**Фрагмент интервью**
◇ ◇ ◇ ◇ ◇

Когда мне задают вопрос: «Кто вы?», с гордостью отвечаю: «Я – доктор!»
— Алевтина Федоровна, я полагаю, что некоторые докладчики на конференциях, видя Вас в президиуме, чувствуют себя не вполне уверенно. Они знают, что Вы можете высказать свои замечания.
— Понимаете, просто я хорошо знаю свою отрасль, и если в докладе коллеги я вижу огрехи, я не могу это пропустить, потому что молодые слушатели неправильно запомнят тему. Я ‒ педагог и, наверное, родилась педагогом. Если человек понимает, что что-то не так, он должен об этом сказать. Если меня что-то смущает, но я не уверена в своей правоте, я вызываю оппонента к барьеру, «на вы», ‒ давайте дискутировать, доказывайте, что я не права. Если докажете, я прилюдно подниму руки и признаю свое заблуждение. А что чувствуют себя неуверенно, боятся вопросов… Выходи на трибуну и говори то, что знаешь, а не уверен – не выходи, пошепчись где-нибудь в коридоре.
— А Вы чувствуете неуверенность докладчика, волнение?
— А что мне чувствовать, я сама до сих пор волнуюсь. Лекции я читаю абсолютно спокойно, а выхожу с научным докладом – волнуюсь, доклад – это адреналин. В зале всегда найдутся коллеги, которые разбираются в проблеме не хуже меня, и у них могут возникнуть вопросы, конечно, это вызывает волнение.
— Помните ли Вы свое первое выступление с трибуны научной конференции? Расскажите, как это было.
— Хорошо помню. Это было в 1963 году на конференции Московского научного общества офтальмологов. Заседание вел Михаил Леонидович Краснов, я делала доклад о профилактике заращения нижнего слезного канальца после рентгенотерапии рака кожи века. Конечно, я умирала от страха. Доклад свой я сопровождала черно-белыми фотографиями, которые хранятся у меня до сих пор. Сейчас великолепные возможности для иллюстрации, только надо уметь ими пользоваться. Кроме того, необходимо использовать свой материал. Иногда я смотрю доклады и понимаю, откуда слайды заимствованы. Я неплохо знаю литературу и читаю не только summary – резюме, но и обязательно статью, смотрю таблицы, картинки, потому что в иллюстрациях порой больше сказано, чем в тексте. Никогда в жизни нельзя выдавать чужое за свое, это обязательно когда-нибудь проколется.
— Алевтина Федоровна, Вам довелось слушать доклады многих отечественных ученых. Кто запомнился больше всех?
— Помню выступления Вениамина Васильевича Волкова, они отличались эмоциональностью, хорошо помню доклады Мира Сергеевича Ремизова из Ярославля, «волгаря», как я его называла, он часто смущался, но при этом превосходно выступал. Обожаю слушать выступления профессора Владимира Витальевича Страхова, ученика Ремизова, он говорит с известной долей эмоциональности и театральности, с некоторым пафосом, но он понимает, о чем говорит. Главное в том, что человек знает тему и у него есть желание поделиться своими знаниями с аудиторией. Я любила слушать Эдуарда Сергеевича Аветисова. Он, безусловно, блестяще разбирался в своей проблеме, прекрасно говорил и передал свой дар Сергею Эдуардовичу Аветисову, для меня огромное удовольствие слушать Сергея Эдуардовича. Ну, казалось бы, он выступает на далекую от меня тему, но делает это четко и ясно. Он понимает, что говорит, и хочет быть понятым. А когда докладчик что-то бурчит себе под нос для крестика, от этого мухи дохнут.

◇ ◇ ◇ ◇ ◇

**Исходные данные**
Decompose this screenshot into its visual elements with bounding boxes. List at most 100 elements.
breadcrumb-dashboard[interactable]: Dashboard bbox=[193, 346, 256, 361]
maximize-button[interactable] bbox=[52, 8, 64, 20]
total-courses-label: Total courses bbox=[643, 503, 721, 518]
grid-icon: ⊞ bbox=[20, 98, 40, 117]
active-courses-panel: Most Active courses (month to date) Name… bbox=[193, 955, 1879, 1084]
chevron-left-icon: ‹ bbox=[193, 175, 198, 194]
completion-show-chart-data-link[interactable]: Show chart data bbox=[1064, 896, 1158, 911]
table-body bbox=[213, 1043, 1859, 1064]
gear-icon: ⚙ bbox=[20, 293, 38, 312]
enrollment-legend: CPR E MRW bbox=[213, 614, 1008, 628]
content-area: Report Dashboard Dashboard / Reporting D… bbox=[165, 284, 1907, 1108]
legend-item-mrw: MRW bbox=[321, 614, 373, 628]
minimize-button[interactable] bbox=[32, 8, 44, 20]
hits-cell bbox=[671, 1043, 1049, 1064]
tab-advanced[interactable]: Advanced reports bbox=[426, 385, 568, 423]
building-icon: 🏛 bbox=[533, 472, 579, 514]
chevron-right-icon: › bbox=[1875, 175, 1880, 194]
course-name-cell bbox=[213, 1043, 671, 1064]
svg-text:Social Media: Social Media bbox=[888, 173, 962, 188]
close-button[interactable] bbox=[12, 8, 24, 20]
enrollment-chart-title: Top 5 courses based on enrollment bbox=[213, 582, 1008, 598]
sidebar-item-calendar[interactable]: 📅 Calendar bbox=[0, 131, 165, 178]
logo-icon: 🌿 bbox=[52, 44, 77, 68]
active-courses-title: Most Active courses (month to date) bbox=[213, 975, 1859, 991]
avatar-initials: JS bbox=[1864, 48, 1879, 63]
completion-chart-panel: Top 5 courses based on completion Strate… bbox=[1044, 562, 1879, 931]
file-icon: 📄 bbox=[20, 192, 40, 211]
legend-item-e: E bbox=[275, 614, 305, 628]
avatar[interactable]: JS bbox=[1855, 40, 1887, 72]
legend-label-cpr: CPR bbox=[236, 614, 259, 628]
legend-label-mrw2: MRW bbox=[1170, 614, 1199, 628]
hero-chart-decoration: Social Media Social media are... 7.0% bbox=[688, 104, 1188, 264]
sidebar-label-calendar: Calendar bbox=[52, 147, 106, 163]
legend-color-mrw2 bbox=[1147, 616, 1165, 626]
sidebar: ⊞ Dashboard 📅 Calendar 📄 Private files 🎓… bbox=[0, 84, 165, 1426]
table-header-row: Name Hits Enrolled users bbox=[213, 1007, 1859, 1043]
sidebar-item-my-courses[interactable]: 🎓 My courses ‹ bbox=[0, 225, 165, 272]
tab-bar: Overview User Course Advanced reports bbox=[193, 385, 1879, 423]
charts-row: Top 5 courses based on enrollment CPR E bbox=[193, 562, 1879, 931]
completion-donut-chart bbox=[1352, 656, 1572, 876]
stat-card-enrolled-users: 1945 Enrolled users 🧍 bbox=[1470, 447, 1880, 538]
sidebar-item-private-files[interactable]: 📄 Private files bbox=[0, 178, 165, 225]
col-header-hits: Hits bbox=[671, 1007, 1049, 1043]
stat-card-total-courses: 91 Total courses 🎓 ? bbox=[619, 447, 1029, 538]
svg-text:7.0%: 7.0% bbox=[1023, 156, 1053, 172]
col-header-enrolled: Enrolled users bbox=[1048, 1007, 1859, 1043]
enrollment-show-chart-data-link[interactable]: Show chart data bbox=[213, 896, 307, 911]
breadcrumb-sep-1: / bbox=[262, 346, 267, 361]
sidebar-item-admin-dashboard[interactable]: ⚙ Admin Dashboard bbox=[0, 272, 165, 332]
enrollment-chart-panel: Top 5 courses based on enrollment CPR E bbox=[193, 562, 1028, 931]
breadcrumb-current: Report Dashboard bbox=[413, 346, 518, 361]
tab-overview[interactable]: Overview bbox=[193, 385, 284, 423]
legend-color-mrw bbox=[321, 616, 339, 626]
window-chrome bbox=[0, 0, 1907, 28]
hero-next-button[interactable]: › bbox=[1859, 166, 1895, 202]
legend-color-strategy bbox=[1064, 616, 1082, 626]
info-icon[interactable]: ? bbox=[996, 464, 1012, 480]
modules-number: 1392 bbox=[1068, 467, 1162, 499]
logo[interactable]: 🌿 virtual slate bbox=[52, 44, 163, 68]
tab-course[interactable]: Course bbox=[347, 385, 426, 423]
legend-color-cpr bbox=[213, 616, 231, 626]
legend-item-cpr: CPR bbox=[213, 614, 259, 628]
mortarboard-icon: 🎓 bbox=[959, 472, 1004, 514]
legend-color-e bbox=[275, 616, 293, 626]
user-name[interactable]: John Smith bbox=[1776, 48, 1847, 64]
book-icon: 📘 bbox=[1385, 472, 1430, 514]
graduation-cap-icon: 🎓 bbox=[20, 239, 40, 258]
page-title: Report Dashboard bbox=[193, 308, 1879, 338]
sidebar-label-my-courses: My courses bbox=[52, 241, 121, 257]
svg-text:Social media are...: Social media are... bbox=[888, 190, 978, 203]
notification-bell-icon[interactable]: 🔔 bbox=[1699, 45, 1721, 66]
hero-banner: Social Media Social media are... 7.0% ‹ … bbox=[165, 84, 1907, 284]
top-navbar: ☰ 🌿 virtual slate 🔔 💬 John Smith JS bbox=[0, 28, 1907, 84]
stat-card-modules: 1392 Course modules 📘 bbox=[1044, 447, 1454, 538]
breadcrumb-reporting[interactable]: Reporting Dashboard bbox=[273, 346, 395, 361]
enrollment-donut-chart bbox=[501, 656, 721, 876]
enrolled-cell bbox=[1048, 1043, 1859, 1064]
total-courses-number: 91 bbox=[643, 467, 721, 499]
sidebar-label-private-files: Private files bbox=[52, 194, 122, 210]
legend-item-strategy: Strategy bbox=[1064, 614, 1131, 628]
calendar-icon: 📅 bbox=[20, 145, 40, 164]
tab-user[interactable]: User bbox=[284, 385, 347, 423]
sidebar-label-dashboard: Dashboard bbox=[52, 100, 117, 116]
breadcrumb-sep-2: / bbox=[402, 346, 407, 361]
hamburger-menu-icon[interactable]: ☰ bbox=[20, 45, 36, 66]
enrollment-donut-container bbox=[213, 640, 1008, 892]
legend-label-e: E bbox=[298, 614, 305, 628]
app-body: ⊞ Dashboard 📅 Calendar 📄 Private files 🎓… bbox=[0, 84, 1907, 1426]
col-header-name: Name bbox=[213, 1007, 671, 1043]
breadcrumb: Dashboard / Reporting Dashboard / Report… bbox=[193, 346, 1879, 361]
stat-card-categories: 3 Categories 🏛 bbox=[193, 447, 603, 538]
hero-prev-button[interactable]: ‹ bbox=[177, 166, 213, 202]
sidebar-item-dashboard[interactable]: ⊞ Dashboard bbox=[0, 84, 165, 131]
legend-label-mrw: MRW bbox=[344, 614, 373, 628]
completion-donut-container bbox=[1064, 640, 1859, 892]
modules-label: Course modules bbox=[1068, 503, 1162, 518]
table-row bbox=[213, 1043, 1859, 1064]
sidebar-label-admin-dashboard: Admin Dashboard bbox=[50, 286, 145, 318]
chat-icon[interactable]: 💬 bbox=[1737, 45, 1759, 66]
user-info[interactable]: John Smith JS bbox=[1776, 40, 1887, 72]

◇ ◇ ◇ ◇ ◇

**Задание**
Перепишите дословно отрывок интервью от слов «Когда мне задают» до слов «высказать свои замечания.» включительно.

**Ответ ниже**
Когда мне задают вопрос: «Кто вы?», с гордостью отвечаю: «Я – доктор!»
— Алевтина Федоровна, я полагаю, что некоторые докладчики на конференциях, видя Вас в президиуме, чувствуют себя не вполне уверенно. Они знают, что Вы можете высказать свои замечания.